-- begin --

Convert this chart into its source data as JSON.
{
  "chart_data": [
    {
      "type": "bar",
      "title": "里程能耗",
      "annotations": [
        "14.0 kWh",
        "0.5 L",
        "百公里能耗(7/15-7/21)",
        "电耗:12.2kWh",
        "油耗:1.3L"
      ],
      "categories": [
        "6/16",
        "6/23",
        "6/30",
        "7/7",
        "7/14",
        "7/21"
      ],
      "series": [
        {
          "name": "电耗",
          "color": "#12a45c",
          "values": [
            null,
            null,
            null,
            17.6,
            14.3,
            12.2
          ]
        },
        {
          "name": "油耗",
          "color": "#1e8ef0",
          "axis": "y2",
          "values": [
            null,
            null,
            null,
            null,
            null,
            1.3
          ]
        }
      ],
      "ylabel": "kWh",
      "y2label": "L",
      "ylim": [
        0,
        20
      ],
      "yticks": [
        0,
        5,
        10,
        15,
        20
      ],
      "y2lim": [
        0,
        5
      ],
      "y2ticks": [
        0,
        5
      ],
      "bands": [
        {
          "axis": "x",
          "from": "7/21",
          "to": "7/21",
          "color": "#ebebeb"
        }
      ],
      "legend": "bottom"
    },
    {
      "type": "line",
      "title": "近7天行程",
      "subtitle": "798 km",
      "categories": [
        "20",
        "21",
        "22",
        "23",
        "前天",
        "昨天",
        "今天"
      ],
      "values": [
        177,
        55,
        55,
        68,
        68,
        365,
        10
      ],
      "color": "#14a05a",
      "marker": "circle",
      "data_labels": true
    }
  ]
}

-- end --

• [WHAT IS ASKED]:
Extract all of the data above without altering anything.

• [FINISHED EXERCISE]:
Convert this chart into its source data as JSON.
{
  "chart_data": [
    {
      "type": "bar",
      "title": "里程能耗",
      "annotations": [
        "14.0 kWh",
        "0.5 L",
        "百公里能耗(7/15-7/21)",
        "电耗:12.2kWh",
        "油耗:1.3L"
      ],
      "categories": [
        "6/16",
        "6/23",
        "6/30",
        "7/7",
        "7/14",
        "7/21"
      ],
      "series": [
        {
          "name": "电耗",
          "color": "#12a45c",
          "values": [
            null,
            null,
            null,
            17.6,
            14.3,
            12.2
          ]
        },
        {
          "name": "油耗",
          "color": "#1e8ef0",
          "axis": "y2",
          "values": [
            null,
            null,
            null,
            null,
            null,
            1.3
          ]
        }
      ],
      "ylabel": "kWh",
      "y2label": "L",
      "ylim": [
        0,
        20
      ],
      "yticks": [
        0,
        5,
        10,
        15,
        20
      ],
      "y2lim": [
        0,
        5
      ],
      "y2ticks": [
        0,
        5
      ],
      "bands": [
        {
          "axis": "x",
          "from": "7/21",
          "to": "7/21",
          "color": "#ebebeb"
        }
      ],
      "legend": "bottom"
    },
    {
      "type": "line",
      "title": "近7天行程",
      "subtitle": "798 km",
      "categories": [
        "20",
        "21",
        "22",
        "23",
        "前天",
        "昨天",
        "今天"
      ],
      "values": [
        177,
        55,
        55,
        68,
        68,
        365,
        10
      ],
      "color": "#14a05a",
      "marker": "circle",
      "data_labels": true
    }
  ]
}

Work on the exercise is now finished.